### [GOAL]
Find the lines holding "this" and copy them.

### [TASK INPUT]
========

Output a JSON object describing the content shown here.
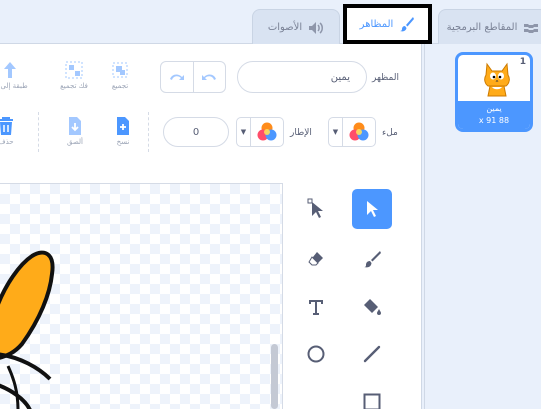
{
  "tabs": {
    "code": "المقاطع البرمجية",
    "costumes": "المظاهر",
    "sounds": "الأصوات"
  },
  "sprite": {
    "number": "1",
    "name": "يمين",
    "coords": "x 91 88"
  },
  "costume_editor": {
    "costume_label": "المظهر",
    "costume_name": "يمين",
    "group_label": "تجميع",
    "ungroup_label": "فك تجميع",
    "forward_label": "طبقة إلى الأ",
    "fill_label": "ملء",
    "outline_label": "الإطار",
    "outline_width": "0",
    "copy_label": "نسخ",
    "paste_label": "ألصق",
    "delete_label": "حذف"
  },
  "colors": {
    "accent": "#4c97ff",
    "highlight_border": "#000000",
    "cat_orange": "#ffab19"
  },
  "tools": [
    "select-tool",
    "reshape-tool",
    "brush-tool",
    "eraser-tool",
    "fill-tool",
    "text-tool",
    "line-tool",
    "circle-tool",
    "rectangle-tool"
  ]
}
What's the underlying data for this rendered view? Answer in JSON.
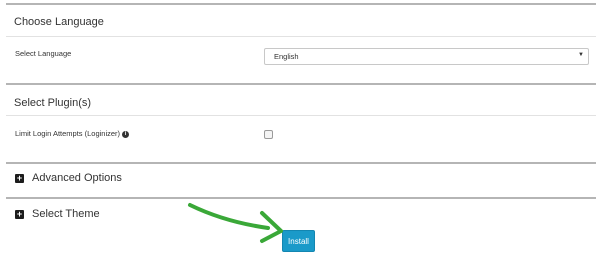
{
  "language_section": {
    "title": "Choose Language",
    "field_label": "Select Language",
    "selected_value": "English"
  },
  "plugins_section": {
    "title": "Select Plugin(s)",
    "plugin_label": "Limit Login Attempts (Loginizer)",
    "plugin_checked": false
  },
  "advanced_section": {
    "title": "Advanced Options"
  },
  "theme_section": {
    "title": "Select Theme"
  },
  "install_button": {
    "label": "Install"
  },
  "colors": {
    "install_bg": "#1a9ac9",
    "arrow": "#3aa838"
  },
  "icons": {
    "info": "info-circle-icon",
    "expand": "plus-square-icon",
    "caret": "caret-down-icon"
  }
}
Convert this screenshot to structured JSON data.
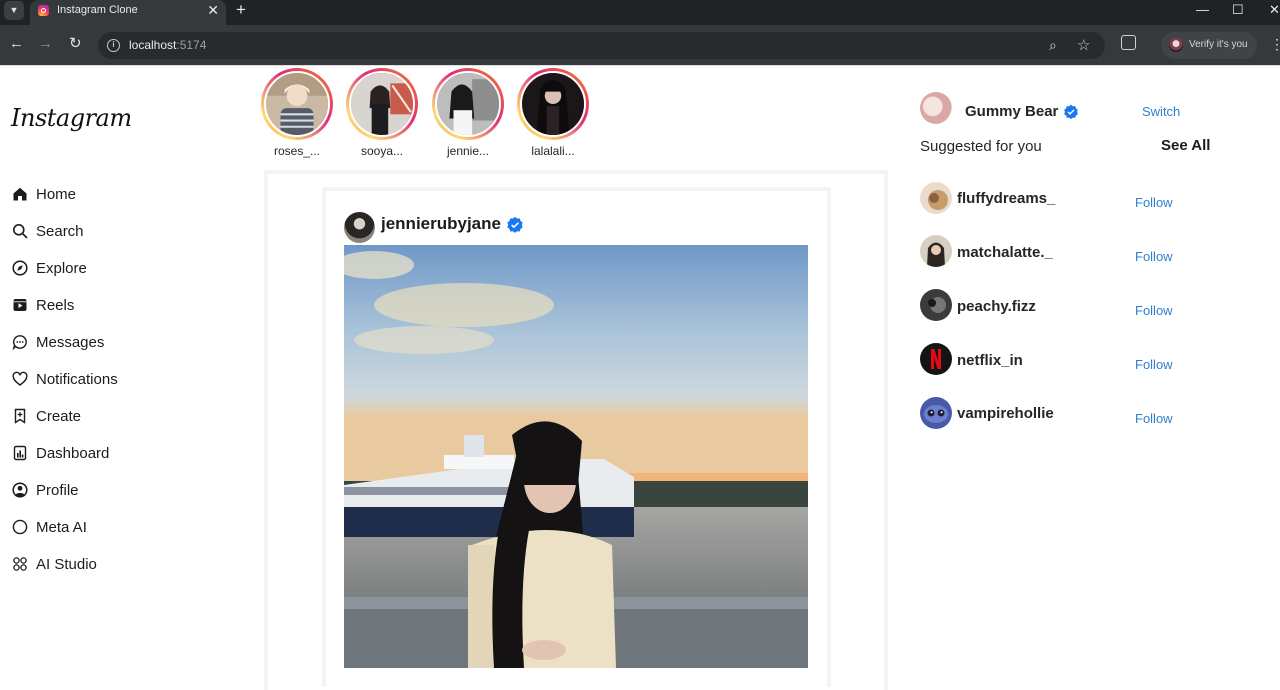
{
  "browser": {
    "tab_title": "Instagram Clone",
    "url_host": "localhost",
    "url_port": ":5174",
    "profile_button": "Verify it's you"
  },
  "app": {
    "logo": "Instagram"
  },
  "sidebar": {
    "items": [
      {
        "label": "Home",
        "icon": "home-icon"
      },
      {
        "label": "Search",
        "icon": "search-icon"
      },
      {
        "label": "Explore",
        "icon": "compass-icon"
      },
      {
        "label": "Reels",
        "icon": "reels-icon"
      },
      {
        "label": "Messages",
        "icon": "message-icon"
      },
      {
        "label": "Notifications",
        "icon": "heart-icon"
      },
      {
        "label": "Create",
        "icon": "create-icon"
      },
      {
        "label": "Dashboard",
        "icon": "dashboard-icon"
      },
      {
        "label": "Profile",
        "icon": "profile-icon"
      },
      {
        "label": "Meta AI",
        "icon": "meta-ai-icon"
      },
      {
        "label": "AI Studio",
        "icon": "ai-studio-icon"
      }
    ]
  },
  "stories": [
    {
      "label": "roses_..."
    },
    {
      "label": "sooya..."
    },
    {
      "label": "jennie..."
    },
    {
      "label": "lalalali..."
    }
  ],
  "post": {
    "username": "jennierubyjane",
    "verified": true
  },
  "right": {
    "current_user": "Gummy Bear",
    "current_user_verified": true,
    "switch_label": "Switch",
    "suggested_title": "Suggested for you",
    "see_all_label": "See All",
    "suggestions": [
      {
        "username": "fluffydreams_",
        "action": "Follow"
      },
      {
        "username": "matchalatte._",
        "action": "Follow"
      },
      {
        "username": "peachy.fizz",
        "action": "Follow"
      },
      {
        "username": "netflix_in",
        "action": "Follow"
      },
      {
        "username": "vampirehollie",
        "action": "Follow"
      }
    ]
  },
  "colors": {
    "link_blue": "#2f7fcf",
    "verified_blue": "#1877f2",
    "chrome_dark": "#35393c"
  }
}
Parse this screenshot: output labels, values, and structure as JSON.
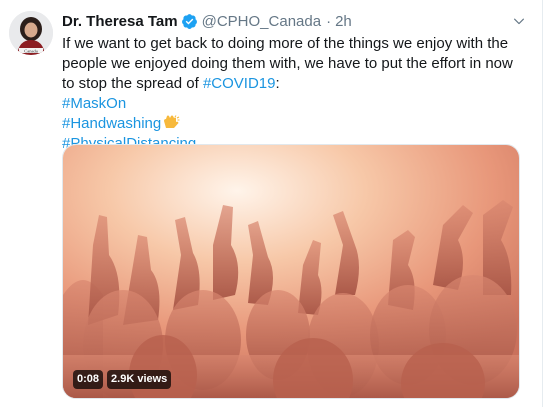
{
  "tweet": {
    "author_name": "Dr. Theresa Tam",
    "handle": "@CPHO_Canada",
    "separator": "·",
    "timestamp": "2h",
    "avatar_caption": "Canada",
    "text_main": "If we want to get back to doing more of the things we enjoy with the people we enjoyed doing them with, we have to put the effort in now to stop the spread of ",
    "inline_hashtag": "#COVID19",
    "inline_suffix": ":",
    "hashtags": [
      "#MaskOn",
      "#Handwashing",
      "#PhysicalDistancing"
    ]
  },
  "video": {
    "duration": "0:08",
    "views": "2.9K views"
  },
  "colors": {
    "link": "#1b95e0",
    "secondary_text": "#657786",
    "verified": "#1da1f2"
  },
  "icons": {
    "verified": "verified-badge-icon",
    "more": "chevron-down-icon",
    "emoji": "clapping-hands-icon"
  }
}
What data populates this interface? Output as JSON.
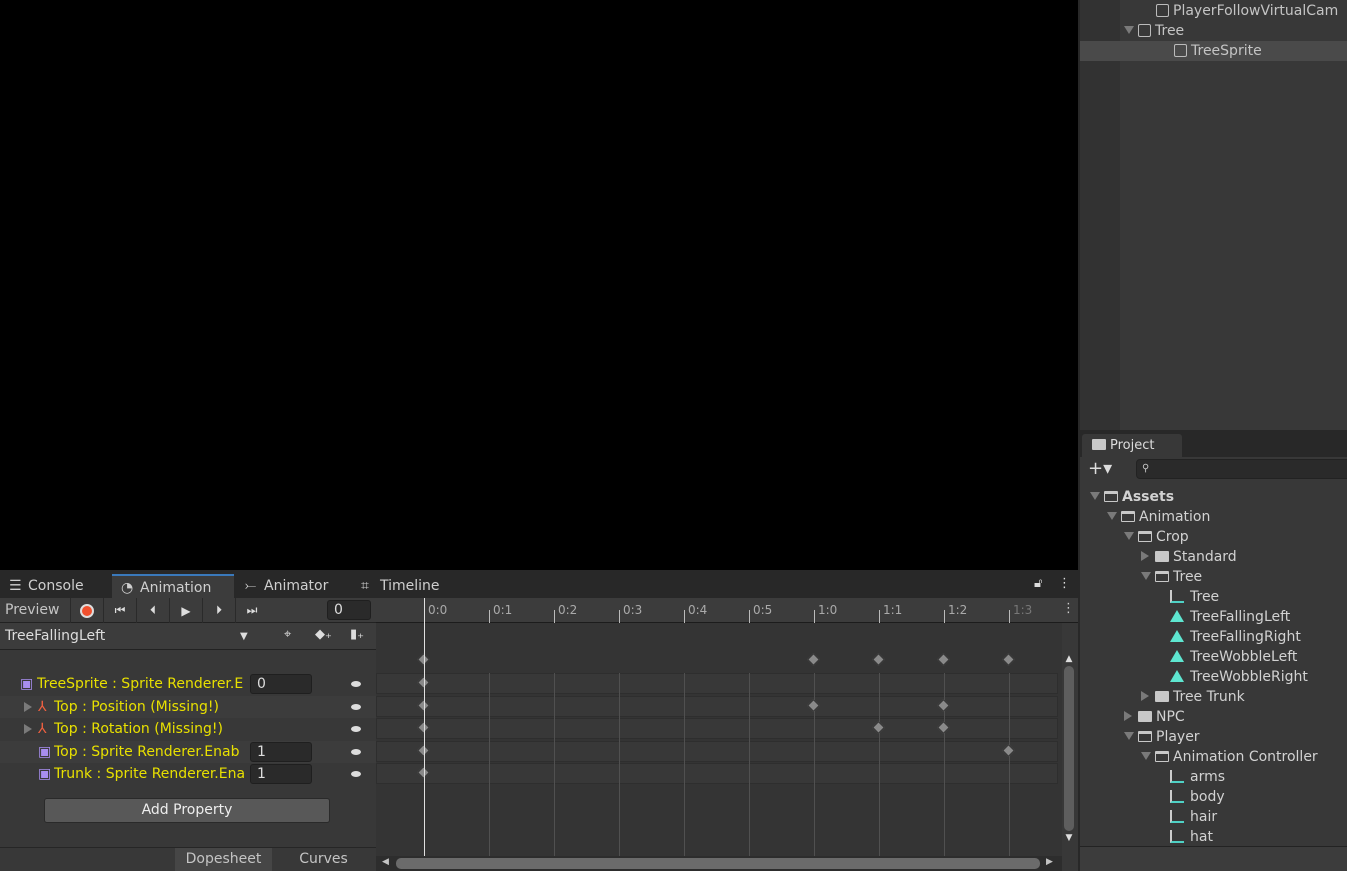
{
  "hierarchy": {
    "items": [
      {
        "label": "PlayerFollowVirtualCam",
        "indent": 2,
        "expanded": null
      },
      {
        "label": "Tree",
        "indent": 1,
        "expanded": true
      },
      {
        "label": "TreeSprite",
        "indent": 3,
        "expanded": null,
        "selected": true
      }
    ]
  },
  "project": {
    "tab": "Project",
    "add_label": "+▾",
    "search_placeholder": "",
    "items": [
      {
        "label": "Assets",
        "indent": 0,
        "type": "folder-open",
        "arrow": "down",
        "bold": true
      },
      {
        "label": "Animation",
        "indent": 1,
        "type": "folder-open",
        "arrow": "down"
      },
      {
        "label": "Crop",
        "indent": 2,
        "type": "folder-open",
        "arrow": "down"
      },
      {
        "label": "Standard",
        "indent": 3,
        "type": "folder",
        "arrow": "right"
      },
      {
        "label": "Tree",
        "indent": 3,
        "type": "folder-open",
        "arrow": "down"
      },
      {
        "label": "Tree",
        "indent": 4,
        "type": "controller"
      },
      {
        "label": "TreeFallingLeft",
        "indent": 4,
        "type": "clip"
      },
      {
        "label": "TreeFallingRight",
        "indent": 4,
        "type": "clip"
      },
      {
        "label": "TreeWobbleLeft",
        "indent": 4,
        "type": "clip"
      },
      {
        "label": "TreeWobbleRight",
        "indent": 4,
        "type": "clip"
      },
      {
        "label": "Tree Trunk",
        "indent": 3,
        "type": "folder",
        "arrow": "right"
      },
      {
        "label": "NPC",
        "indent": 2,
        "type": "folder",
        "arrow": "right"
      },
      {
        "label": "Player",
        "indent": 2,
        "type": "folder-open",
        "arrow": "down"
      },
      {
        "label": "Animation Controller",
        "indent": 3,
        "type": "folder-open",
        "arrow": "down"
      },
      {
        "label": "arms",
        "indent": 4,
        "type": "controller"
      },
      {
        "label": "body",
        "indent": 4,
        "type": "controller"
      },
      {
        "label": "hair",
        "indent": 4,
        "type": "controller"
      },
      {
        "label": "hat",
        "indent": 4,
        "type": "controller"
      }
    ]
  },
  "tabs": [
    {
      "label": "Console",
      "icon": "console-icon"
    },
    {
      "label": "Animation",
      "icon": "clock-icon",
      "active": true
    },
    {
      "label": "Animator",
      "icon": "animator-icon"
    },
    {
      "label": "Timeline",
      "icon": "film-icon"
    }
  ],
  "toolbar": {
    "preview": "Preview",
    "frame": "0",
    "record_color": "#f0502e"
  },
  "clip": {
    "selected": "TreeFallingLeft"
  },
  "properties": [
    {
      "label": "TreeSprite : Sprite Renderer.E",
      "value": "0",
      "foldout": false,
      "icon": "sprite-renderer-icon",
      "keys": [
        0
      ]
    },
    {
      "label": "Top : Position (Missing!)",
      "foldout": true,
      "icon": "transform-icon",
      "keys": [
        0,
        6,
        8
      ]
    },
    {
      "label": "Top : Rotation (Missing!)",
      "foldout": true,
      "icon": "transform-icon",
      "keys": [
        0,
        7,
        8
      ]
    },
    {
      "label": "Top : Sprite Renderer.Enab",
      "value": "1",
      "foldout": false,
      "icon": "sprite-renderer-icon",
      "keys": [
        0,
        9
      ]
    },
    {
      "label": "Trunk : Sprite Renderer.Ena",
      "value": "1",
      "foldout": false,
      "icon": "sprite-renderer-icon",
      "keys": [
        0
      ]
    }
  ],
  "summary_keys": [
    0,
    6,
    7,
    8,
    9
  ],
  "ruler": [
    "0:0",
    "0:1",
    "0:2",
    "0:3",
    "0:4",
    "0:5",
    "1:0",
    "1:1",
    "1:2",
    "1:3"
  ],
  "add_property": "Add Property",
  "modes": {
    "dopesheet": "Dopesheet",
    "curves": "Curves"
  },
  "text_color_missing": "#e8e000"
}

========

### [EXPECTED OUTPUT]
What's the underlying data for this rendered view? Answer in JSON.
Convert this screenshot to structured JSON data.
Parse this screenshot: output labels, values, and structure as JSON.
What data populates this interface? Output as JSON.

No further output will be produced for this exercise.